# REQUIREMENTS
Rewrite all of the entries, replacing "r/min" with "rpm" wherever it occurs and keeping everything else the same.

# DATASET RECORDS
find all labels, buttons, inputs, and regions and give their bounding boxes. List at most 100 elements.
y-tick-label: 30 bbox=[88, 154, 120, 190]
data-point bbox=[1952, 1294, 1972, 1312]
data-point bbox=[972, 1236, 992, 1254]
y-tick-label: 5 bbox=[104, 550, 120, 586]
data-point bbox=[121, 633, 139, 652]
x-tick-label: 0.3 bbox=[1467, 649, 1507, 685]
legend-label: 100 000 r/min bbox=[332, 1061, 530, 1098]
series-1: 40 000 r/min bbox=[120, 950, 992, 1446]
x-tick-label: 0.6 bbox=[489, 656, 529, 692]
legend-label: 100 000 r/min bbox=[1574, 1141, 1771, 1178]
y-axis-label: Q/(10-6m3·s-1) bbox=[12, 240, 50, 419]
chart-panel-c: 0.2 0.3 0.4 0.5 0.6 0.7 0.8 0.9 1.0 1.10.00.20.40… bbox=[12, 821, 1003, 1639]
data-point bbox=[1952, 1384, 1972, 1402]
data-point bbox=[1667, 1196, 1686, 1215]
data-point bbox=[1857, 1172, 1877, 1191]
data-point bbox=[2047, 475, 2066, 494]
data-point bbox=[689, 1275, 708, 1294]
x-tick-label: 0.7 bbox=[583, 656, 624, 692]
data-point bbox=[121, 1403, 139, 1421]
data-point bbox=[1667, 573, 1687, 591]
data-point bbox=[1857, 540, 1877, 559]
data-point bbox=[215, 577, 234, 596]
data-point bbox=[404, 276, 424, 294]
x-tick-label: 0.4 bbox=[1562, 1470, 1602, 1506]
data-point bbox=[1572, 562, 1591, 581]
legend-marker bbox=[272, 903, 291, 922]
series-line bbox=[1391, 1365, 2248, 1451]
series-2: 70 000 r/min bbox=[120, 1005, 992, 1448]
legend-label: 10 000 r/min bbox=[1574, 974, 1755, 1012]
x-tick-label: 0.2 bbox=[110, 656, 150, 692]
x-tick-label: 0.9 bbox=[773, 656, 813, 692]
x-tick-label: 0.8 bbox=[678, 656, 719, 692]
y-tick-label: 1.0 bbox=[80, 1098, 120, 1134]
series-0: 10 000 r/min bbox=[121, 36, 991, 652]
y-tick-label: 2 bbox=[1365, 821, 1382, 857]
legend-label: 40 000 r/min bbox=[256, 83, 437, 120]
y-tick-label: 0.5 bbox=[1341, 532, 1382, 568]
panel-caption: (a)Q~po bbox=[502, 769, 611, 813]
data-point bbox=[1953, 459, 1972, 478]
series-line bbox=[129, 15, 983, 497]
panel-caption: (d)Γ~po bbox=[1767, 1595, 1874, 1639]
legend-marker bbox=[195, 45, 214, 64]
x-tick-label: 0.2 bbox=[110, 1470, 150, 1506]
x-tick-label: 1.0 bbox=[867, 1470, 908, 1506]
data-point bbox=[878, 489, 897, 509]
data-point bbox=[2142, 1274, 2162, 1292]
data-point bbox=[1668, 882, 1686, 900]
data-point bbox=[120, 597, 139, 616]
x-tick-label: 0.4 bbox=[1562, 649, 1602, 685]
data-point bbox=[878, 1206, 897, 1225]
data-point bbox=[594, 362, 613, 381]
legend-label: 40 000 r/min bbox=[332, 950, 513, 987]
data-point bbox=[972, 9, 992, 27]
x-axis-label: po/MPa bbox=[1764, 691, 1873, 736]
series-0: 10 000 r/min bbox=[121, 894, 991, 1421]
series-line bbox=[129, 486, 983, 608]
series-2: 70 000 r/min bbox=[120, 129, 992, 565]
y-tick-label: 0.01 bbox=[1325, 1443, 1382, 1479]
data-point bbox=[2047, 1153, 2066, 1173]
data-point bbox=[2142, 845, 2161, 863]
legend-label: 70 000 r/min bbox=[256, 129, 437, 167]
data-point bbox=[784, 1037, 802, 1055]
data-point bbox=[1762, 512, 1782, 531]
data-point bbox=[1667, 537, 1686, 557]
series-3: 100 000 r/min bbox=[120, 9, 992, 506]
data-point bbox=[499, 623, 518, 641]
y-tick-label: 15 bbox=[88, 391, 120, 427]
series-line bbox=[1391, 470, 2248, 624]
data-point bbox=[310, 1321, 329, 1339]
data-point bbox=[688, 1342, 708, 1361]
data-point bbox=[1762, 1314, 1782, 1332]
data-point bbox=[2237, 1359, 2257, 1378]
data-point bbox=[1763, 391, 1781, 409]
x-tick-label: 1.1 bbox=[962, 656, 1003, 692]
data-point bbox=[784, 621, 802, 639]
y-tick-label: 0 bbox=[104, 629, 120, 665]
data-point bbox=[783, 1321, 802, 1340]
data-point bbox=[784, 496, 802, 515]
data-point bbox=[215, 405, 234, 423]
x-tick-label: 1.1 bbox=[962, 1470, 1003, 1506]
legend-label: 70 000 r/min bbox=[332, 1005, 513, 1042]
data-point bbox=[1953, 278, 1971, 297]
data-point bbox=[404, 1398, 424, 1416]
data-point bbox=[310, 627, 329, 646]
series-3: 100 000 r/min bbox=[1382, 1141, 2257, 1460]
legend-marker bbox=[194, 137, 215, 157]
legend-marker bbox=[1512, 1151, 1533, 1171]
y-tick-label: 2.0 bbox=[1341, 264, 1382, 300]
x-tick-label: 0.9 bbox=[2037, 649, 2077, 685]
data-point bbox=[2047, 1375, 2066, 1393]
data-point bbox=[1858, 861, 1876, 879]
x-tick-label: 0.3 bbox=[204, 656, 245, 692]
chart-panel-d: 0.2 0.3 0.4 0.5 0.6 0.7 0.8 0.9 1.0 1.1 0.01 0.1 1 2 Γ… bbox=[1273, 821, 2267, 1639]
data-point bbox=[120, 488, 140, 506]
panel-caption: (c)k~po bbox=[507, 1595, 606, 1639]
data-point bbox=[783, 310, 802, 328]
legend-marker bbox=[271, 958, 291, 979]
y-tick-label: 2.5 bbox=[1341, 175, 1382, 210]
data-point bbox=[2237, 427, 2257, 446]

# RESPONSE
find all labels, buttons, inputs, and regions and give their bounding boxes. List at most 100 elements.
y-tick-label: 30 bbox=[88, 154, 120, 190]
data-point bbox=[1952, 1294, 1972, 1312]
data-point bbox=[972, 1236, 992, 1254]
y-tick-label: 5 bbox=[104, 550, 120, 586]
data-point bbox=[121, 633, 139, 652]
x-tick-label: 0.3 bbox=[1467, 649, 1507, 685]
legend-label: 100 000 rpm bbox=[332, 1061, 530, 1098]
series-1: 40 000 rpm bbox=[120, 950, 992, 1446]
x-tick-label: 0.6 bbox=[489, 656, 529, 692]
legend-label: 100 000 rpm bbox=[1574, 1141, 1771, 1178]
y-axis-label: Q/(10-6m3·s-1) bbox=[12, 240, 50, 419]
chart-panel-c: 0.2 0.3 0.4 0.5 0.6 0.7 0.8 0.9 1.0 1.10.00.20.40… bbox=[12, 821, 1003, 1639]
data-point bbox=[1952, 1384, 1972, 1402]
data-point bbox=[1667, 1196, 1686, 1215]
data-point bbox=[1857, 1172, 1877, 1191]
data-point bbox=[2047, 475, 2066, 494]
data-point bbox=[689, 1275, 708, 1294]
x-tick-label: 0.7 bbox=[583, 656, 624, 692]
data-point bbox=[121, 1403, 139, 1421]
data-point bbox=[1667, 573, 1687, 591]
data-point bbox=[1857, 540, 1877, 559]
data-point bbox=[215, 577, 234, 596]
data-point bbox=[404, 276, 424, 294]
x-tick-label: 0.4 bbox=[1562, 1470, 1602, 1506]
data-point bbox=[1572, 562, 1591, 581]
legend-marker bbox=[272, 903, 291, 922]
series-line bbox=[1391, 1365, 2248, 1451]
series-2: 70 000 rpm bbox=[120, 1005, 992, 1448]
legend-label: 10 000 rpm bbox=[1574, 974, 1755, 1012]
x-tick-label: 0.2 bbox=[110, 656, 150, 692]
x-tick-label: 0.9 bbox=[773, 656, 813, 692]
x-tick-label: 0.8 bbox=[678, 656, 719, 692]
y-tick-label: 1.0 bbox=[80, 1098, 120, 1134]
series-0: 10 000 rpm bbox=[121, 36, 991, 652]
y-tick-label: 2 bbox=[1365, 821, 1382, 857]
legend-label: 40 000 rpm bbox=[256, 83, 437, 120]
y-tick-label: 0.5 bbox=[1341, 532, 1382, 568]
panel-caption: (a)Q~po bbox=[502, 769, 611, 813]
data-point bbox=[1953, 459, 1972, 478]
series-line bbox=[129, 15, 983, 497]
panel-caption: (d)Γ~po bbox=[1767, 1595, 1874, 1639]
legend-marker bbox=[195, 45, 214, 64]
x-tick-label: 0.2 bbox=[110, 1470, 150, 1506]
x-tick-label: 1.0 bbox=[867, 1470, 908, 1506]
data-point bbox=[878, 489, 897, 509]
data-point bbox=[2142, 1274, 2162, 1292]
data-point bbox=[1668, 882, 1686, 900]
data-point bbox=[120, 597, 139, 616]
x-tick-label: 0.4 bbox=[1562, 649, 1602, 685]
data-point bbox=[878, 1206, 897, 1225]
data-point bbox=[594, 362, 613, 381]
legend-label: 40 000 rpm bbox=[332, 950, 513, 987]
data-point bbox=[972, 9, 992, 27]
x-axis-label: po/MPa bbox=[1764, 691, 1873, 736]
series-0: 10 000 rpm bbox=[121, 894, 991, 1421]
series-line bbox=[129, 486, 983, 608]
series-2: 70 000 rpm bbox=[120, 129, 992, 565]
y-tick-label: 0.01 bbox=[1325, 1443, 1382, 1479]
data-point bbox=[2047, 1153, 2066, 1173]
data-point bbox=[2142, 845, 2161, 863]
legend-label: 70 000 rpm bbox=[256, 129, 437, 167]
data-point bbox=[784, 1037, 802, 1055]
data-point bbox=[1762, 512, 1782, 531]
data-point bbox=[1667, 537, 1686, 557]
series-3: 100 000 rpm bbox=[120, 9, 992, 506]
data-point bbox=[499, 623, 518, 641]
y-tick-label: 15 bbox=[88, 391, 120, 427]
series-line bbox=[1391, 470, 2248, 624]
data-point bbox=[310, 1321, 329, 1339]
data-point bbox=[688, 1342, 708, 1361]
data-point bbox=[1762, 1314, 1782, 1332]
data-point bbox=[2237, 1359, 2257, 1378]
data-point bbox=[1763, 391, 1781, 409]
x-tick-label: 1.1 bbox=[962, 656, 1003, 692]
data-point bbox=[784, 621, 802, 639]
y-tick-label: 0 bbox=[104, 629, 120, 665]
data-point bbox=[783, 1321, 802, 1340]
data-point bbox=[784, 496, 802, 515]
data-point bbox=[215, 405, 234, 423]
x-tick-label: 1.1 bbox=[962, 1470, 1003, 1506]
legend-label: 70 000 rpm bbox=[332, 1005, 513, 1042]
data-point bbox=[1953, 278, 1971, 297]
data-point bbox=[404, 1398, 424, 1416]
data-point bbox=[310, 627, 329, 646]
series-3: 100 000 rpm bbox=[1382, 1141, 2257, 1460]
legend-marker bbox=[194, 137, 215, 157]
legend-marker bbox=[1512, 1151, 1533, 1171]
y-tick-label: 2.0 bbox=[1341, 264, 1382, 300]
x-tick-label: 0.9 bbox=[2037, 649, 2077, 685]
data-point bbox=[2047, 1375, 2066, 1393]
data-point bbox=[1858, 861, 1876, 879]
x-tick-label: 0.3 bbox=[204, 656, 245, 692]
chart-panel-d: 0.2 0.3 0.4 0.5 0.6 0.7 0.8 0.9 1.0 1.1 0.01 0.1 1 2 Γ… bbox=[1273, 821, 2267, 1639]
data-point bbox=[120, 488, 140, 506]
panel-caption: (c)k~po bbox=[507, 1595, 606, 1639]
data-point bbox=[783, 310, 802, 328]
legend-marker bbox=[271, 958, 291, 979]
y-tick-label: 2.5 bbox=[1341, 175, 1382, 210]
data-point bbox=[2237, 427, 2257, 446]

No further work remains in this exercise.